# Your instructions
Below are the records; reproduce all of them exactly but without any images.

# Exercise material
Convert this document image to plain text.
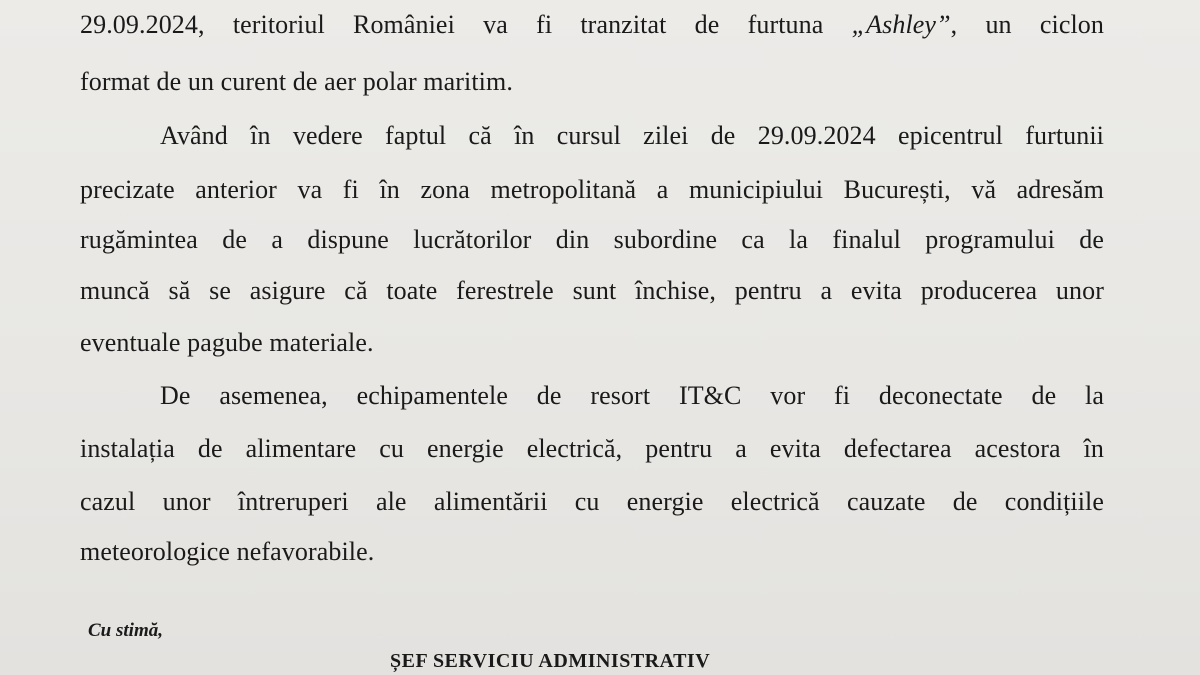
29.09.2024, teritoriul României va fi tranzitat de furtuna „Ashley”, un ciclon
format de un curent de aer polar maritim.
Având în vedere faptul că în cursul zilei de 29.09.2024 epicentrul furtunii
precizate anterior va fi în zona metropolitană a municipiului București, vă adresăm
rugămintea de a dispune lucrătorilor din subordine ca la finalul programului de
muncă să se asigure că toate ferestrele sunt închise, pentru a evita producerea unor
eventuale pagube materiale.
De asemenea, echipamentele de resort IT&C vor fi deconectate de la
instalația de alimentare cu energie electrică, pentru a evita defectarea acestora în
cazul unor întreruperi ale alimentării cu energie electrică cauzate de condițiile
meteorologice nefavorabile.
Cu stimă,
ȘEF SERVICIU ADMINISTRATIV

# The solution
Convert this document image to plain text.
29.09.2024, teritoriul României va fi tranzitat de furtuna „Ashley”, un ciclon
format de un curent de aer polar maritim.
Având în vedere faptul că în cursul zilei de 29.09.2024 epicentrul furtunii
precizate anterior va fi în zona metropolitană a municipiului București, vă adresăm
rugămintea de a dispune lucrătorilor din subordine ca la finalul programului de
muncă să se asigure că toate ferestrele sunt închise, pentru a evita producerea unor
eventuale pagube materiale.
De asemenea, echipamentele de resort IT&C vor fi deconectate de la
instalația de alimentare cu energie electrică, pentru a evita defectarea acestora în
cazul unor întreruperi ale alimentării cu energie electrică cauzate de condițiile
meteorologice nefavorabile.
Cu stimă,
ȘEF SERVICIU ADMINISTRATIV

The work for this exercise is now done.